§ WHAT YOU WILL DO
Collect every line in the records below that contains the word "Density".

§ EXCERPTED RECORDS
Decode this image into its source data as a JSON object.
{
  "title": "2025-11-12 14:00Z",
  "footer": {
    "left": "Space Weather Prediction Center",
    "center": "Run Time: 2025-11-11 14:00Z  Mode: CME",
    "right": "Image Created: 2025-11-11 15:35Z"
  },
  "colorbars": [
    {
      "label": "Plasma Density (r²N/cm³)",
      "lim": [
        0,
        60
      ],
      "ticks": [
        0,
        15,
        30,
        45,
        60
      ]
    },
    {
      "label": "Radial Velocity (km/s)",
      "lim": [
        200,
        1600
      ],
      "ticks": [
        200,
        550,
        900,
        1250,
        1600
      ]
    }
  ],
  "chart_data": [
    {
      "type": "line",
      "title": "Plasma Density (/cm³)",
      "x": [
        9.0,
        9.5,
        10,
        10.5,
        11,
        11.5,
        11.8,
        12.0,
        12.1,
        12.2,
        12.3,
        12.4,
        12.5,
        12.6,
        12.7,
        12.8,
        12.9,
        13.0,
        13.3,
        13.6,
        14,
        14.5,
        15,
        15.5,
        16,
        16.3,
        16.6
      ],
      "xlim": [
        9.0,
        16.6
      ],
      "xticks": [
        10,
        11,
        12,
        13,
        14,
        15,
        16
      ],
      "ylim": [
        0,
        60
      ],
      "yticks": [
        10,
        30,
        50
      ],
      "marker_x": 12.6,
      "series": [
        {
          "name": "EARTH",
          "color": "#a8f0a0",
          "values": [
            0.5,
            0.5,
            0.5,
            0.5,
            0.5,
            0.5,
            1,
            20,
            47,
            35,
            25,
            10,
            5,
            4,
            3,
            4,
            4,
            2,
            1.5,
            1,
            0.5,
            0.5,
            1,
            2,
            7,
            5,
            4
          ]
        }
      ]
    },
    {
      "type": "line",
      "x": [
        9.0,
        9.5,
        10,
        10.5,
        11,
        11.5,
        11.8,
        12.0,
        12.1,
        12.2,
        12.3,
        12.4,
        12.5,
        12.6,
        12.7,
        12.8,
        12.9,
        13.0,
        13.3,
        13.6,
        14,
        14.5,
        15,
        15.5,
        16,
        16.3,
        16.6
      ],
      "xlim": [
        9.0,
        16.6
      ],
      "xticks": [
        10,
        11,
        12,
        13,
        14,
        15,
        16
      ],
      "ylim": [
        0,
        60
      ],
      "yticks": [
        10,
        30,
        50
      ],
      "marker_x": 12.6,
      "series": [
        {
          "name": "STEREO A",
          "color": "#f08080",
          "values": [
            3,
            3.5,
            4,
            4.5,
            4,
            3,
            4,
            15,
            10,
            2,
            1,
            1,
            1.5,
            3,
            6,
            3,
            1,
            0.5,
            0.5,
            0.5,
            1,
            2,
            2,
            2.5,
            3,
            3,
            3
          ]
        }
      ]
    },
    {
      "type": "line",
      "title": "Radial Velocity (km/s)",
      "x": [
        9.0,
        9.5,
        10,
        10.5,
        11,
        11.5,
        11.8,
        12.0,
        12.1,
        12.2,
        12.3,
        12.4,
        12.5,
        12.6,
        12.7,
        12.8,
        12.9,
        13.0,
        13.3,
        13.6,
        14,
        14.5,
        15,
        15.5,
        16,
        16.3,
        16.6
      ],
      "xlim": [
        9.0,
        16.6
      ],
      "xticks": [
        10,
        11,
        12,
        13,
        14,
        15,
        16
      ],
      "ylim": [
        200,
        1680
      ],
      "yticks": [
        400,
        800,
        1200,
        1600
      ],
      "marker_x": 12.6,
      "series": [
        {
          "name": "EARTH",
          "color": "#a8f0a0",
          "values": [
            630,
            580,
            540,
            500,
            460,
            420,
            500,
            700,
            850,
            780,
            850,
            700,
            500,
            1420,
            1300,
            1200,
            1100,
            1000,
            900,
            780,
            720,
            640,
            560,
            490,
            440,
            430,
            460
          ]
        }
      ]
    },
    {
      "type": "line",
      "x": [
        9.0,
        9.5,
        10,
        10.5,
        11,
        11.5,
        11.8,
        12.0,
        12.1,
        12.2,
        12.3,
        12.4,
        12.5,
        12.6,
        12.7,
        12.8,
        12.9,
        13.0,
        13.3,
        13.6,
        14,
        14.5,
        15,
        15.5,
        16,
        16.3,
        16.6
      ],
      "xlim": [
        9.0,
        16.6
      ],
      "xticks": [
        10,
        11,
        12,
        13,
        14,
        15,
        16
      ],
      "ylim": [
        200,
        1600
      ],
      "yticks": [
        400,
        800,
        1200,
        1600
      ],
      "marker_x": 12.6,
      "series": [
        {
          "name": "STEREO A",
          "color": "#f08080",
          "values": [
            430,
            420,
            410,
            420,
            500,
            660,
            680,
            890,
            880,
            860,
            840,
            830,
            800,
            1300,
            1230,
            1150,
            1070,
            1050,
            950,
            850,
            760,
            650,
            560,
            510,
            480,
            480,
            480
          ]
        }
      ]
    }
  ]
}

§ WORKED SOLUTION
      "label": "Plasma Density (r²N/cm³)",
      "title": "Plasma Density (/cm³)",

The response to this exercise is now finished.